Exercise =>
Output an exact reproduction of the data.
start Provided information
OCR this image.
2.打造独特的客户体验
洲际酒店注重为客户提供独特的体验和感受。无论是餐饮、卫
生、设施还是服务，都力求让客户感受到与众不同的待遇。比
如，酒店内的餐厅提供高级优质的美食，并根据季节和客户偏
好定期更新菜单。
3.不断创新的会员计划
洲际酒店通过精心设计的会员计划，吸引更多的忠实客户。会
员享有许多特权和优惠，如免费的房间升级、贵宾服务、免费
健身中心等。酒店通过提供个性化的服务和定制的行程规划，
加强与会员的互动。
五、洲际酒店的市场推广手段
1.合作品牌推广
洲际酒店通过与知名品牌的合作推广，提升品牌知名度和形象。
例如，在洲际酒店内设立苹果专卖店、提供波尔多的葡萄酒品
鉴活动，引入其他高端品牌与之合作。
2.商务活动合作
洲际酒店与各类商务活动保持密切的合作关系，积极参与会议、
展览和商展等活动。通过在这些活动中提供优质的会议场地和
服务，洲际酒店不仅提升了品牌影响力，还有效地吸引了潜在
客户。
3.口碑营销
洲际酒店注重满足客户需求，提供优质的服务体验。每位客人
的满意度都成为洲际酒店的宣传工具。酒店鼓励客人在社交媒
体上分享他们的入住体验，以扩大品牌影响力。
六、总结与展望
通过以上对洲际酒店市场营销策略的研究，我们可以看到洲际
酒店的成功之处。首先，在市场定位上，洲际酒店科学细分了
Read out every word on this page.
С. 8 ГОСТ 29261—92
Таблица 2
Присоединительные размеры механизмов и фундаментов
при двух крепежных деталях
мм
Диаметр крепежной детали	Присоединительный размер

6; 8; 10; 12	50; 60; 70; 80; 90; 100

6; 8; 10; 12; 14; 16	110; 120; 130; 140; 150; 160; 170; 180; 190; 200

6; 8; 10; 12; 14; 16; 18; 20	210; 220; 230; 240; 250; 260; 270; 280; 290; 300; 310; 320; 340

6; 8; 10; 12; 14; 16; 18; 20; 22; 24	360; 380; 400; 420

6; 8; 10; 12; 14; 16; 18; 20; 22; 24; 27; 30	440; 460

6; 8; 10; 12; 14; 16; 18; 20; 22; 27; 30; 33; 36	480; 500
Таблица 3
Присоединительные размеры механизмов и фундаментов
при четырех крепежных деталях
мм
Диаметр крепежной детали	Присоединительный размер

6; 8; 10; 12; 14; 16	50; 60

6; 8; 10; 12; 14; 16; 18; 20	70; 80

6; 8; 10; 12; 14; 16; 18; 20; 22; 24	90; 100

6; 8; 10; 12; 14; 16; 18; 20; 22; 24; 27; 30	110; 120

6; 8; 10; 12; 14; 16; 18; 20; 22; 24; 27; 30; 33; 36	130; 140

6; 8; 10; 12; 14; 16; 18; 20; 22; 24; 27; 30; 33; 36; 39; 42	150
end Provided information
Exercise solution =>
OCR this image.
2.打造独特的客户体验
洲际酒店注重为客户提供独特的体验和感受。无论是餐饮、卫
生、设施还是服务，都力求让客户感受到与众不同的待遇。比
如，酒店内的餐厅提供高级优质的美食，并根据季节和客户偏
好定期更新菜单。
3.不断创新的会员计划
洲际酒店通过精心设计的会员计划，吸引更多的忠实客户。会
员享有许多特权和优惠，如免费的房间升级、贵宾服务、免费
健身中心等。酒店通过提供个性化的服务和定制的行程规划，
加强与会员的互动。
五、洲际酒店的市场推广手段
1.合作品牌推广
洲际酒店通过与知名品牌的合作推广，提升品牌知名度和形象。
例如，在洲际酒店内设立苹果专卖店、提供波尔多的葡萄酒品
鉴活动，引入其他高端品牌与之合作。
2.商务活动合作
洲际酒店与各类商务活动保持密切的合作关系，积极参与会议、
展览和商展等活动。通过在这些活动中提供优质的会议场地和
服务，洲际酒店不仅提升了品牌影响力，还有效地吸引了潜在
客户。
3.口碑营销
洲际酒店注重满足客户需求，提供优质的服务体验。每位客人
的满意度都成为洲际酒店的宣传工具。酒店鼓励客人在社交媒
体上分享他们的入住体验，以扩大品牌影响力。
六、总结与展望
通过以上对洲际酒店市场营销策略的研究，我们可以看到洲际
酒店的成功之处。首先，在市场定位上，洲际酒店科学细分了
Read out every word on this page.
С. 8 ГОСТ 29261—92
Таблица 2
Присоединительные размеры механизмов и фундаментов
при двух крепежных деталях
мм
Диаметр крепежной детали	Присоединительный размер

6; 8; 10; 12	50; 60; 70; 80; 90; 100

6; 8; 10; 12; 14; 16	110; 120; 130; 140; 150; 160; 170; 180; 190; 200

6; 8; 10; 12; 14; 16; 18; 20	210; 220; 230; 240; 250; 260; 270; 280; 290; 300; 310; 320; 340

6; 8; 10; 12; 14; 16; 18; 20; 22; 24	360; 380; 400; 420

6; 8; 10; 12; 14; 16; 18; 20; 22; 24; 27; 30	440; 460

6; 8; 10; 12; 14; 16; 18; 20; 22; 27; 30; 33; 36	480; 500
Таблица 3
Присоединительные размеры механизмов и фундаментов
при четырех крепежных деталях
мм
Диаметр крепежной детали	Присоединительный размер

6; 8; 10; 12; 14; 16	50; 60

6; 8; 10; 12; 14; 16; 18; 20	70; 80

6; 8; 10; 12; 14; 16; 18; 20; 22; 24	90; 100

6; 8; 10; 12; 14; 16; 18; 20; 22; 24; 27; 30	110; 120

6; 8; 10; 12; 14; 16; 18; 20; 22; 24; 27; 30; 33; 36	130; 140

6; 8; 10; 12; 14; 16; 18; 20; 22; 24; 27; 30; 33; 36; 39; 42	150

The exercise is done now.